Exercise description
Find the lines of data that contain the string "JSON", then list them.

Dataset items

:::::

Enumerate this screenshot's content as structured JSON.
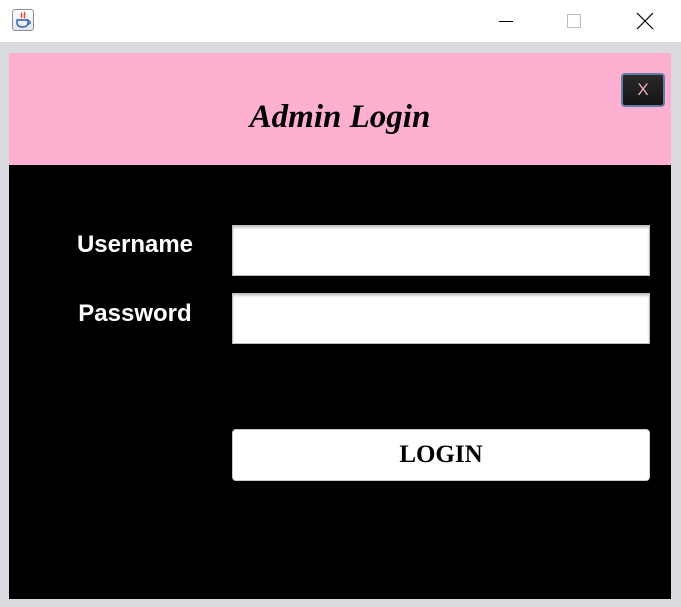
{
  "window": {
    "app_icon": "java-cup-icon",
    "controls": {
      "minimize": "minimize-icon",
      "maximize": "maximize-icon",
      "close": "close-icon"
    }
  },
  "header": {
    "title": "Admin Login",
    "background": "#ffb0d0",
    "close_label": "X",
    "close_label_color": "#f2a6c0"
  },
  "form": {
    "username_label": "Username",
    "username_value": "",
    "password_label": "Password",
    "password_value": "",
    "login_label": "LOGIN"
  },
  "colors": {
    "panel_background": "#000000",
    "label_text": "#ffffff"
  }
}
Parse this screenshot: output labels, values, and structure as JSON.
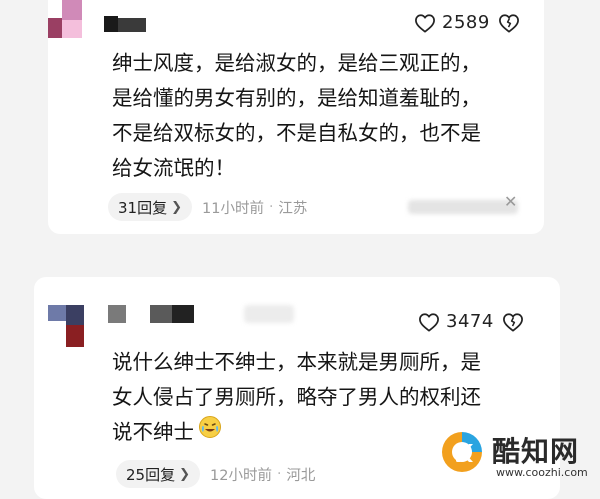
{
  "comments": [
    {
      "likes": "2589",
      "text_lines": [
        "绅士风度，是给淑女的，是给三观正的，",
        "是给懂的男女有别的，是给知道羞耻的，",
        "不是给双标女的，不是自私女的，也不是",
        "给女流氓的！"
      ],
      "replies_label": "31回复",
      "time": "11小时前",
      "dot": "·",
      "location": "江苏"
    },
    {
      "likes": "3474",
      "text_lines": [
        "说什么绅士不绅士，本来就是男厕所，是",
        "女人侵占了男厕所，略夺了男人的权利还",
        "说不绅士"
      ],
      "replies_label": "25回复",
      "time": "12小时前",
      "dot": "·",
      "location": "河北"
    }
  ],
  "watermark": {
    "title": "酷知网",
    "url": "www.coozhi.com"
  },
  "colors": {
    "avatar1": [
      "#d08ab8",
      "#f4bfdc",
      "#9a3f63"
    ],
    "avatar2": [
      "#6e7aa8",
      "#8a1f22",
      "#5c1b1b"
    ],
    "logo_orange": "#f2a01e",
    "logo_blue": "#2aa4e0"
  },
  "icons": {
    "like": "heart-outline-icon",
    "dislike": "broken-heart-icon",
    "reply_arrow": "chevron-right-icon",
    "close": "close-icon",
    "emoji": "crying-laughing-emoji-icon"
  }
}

:::::

Right answer
Enumerate this screenshot's content as structured JSON.
Parse this screenshot: output labels, values, and structure as JSON.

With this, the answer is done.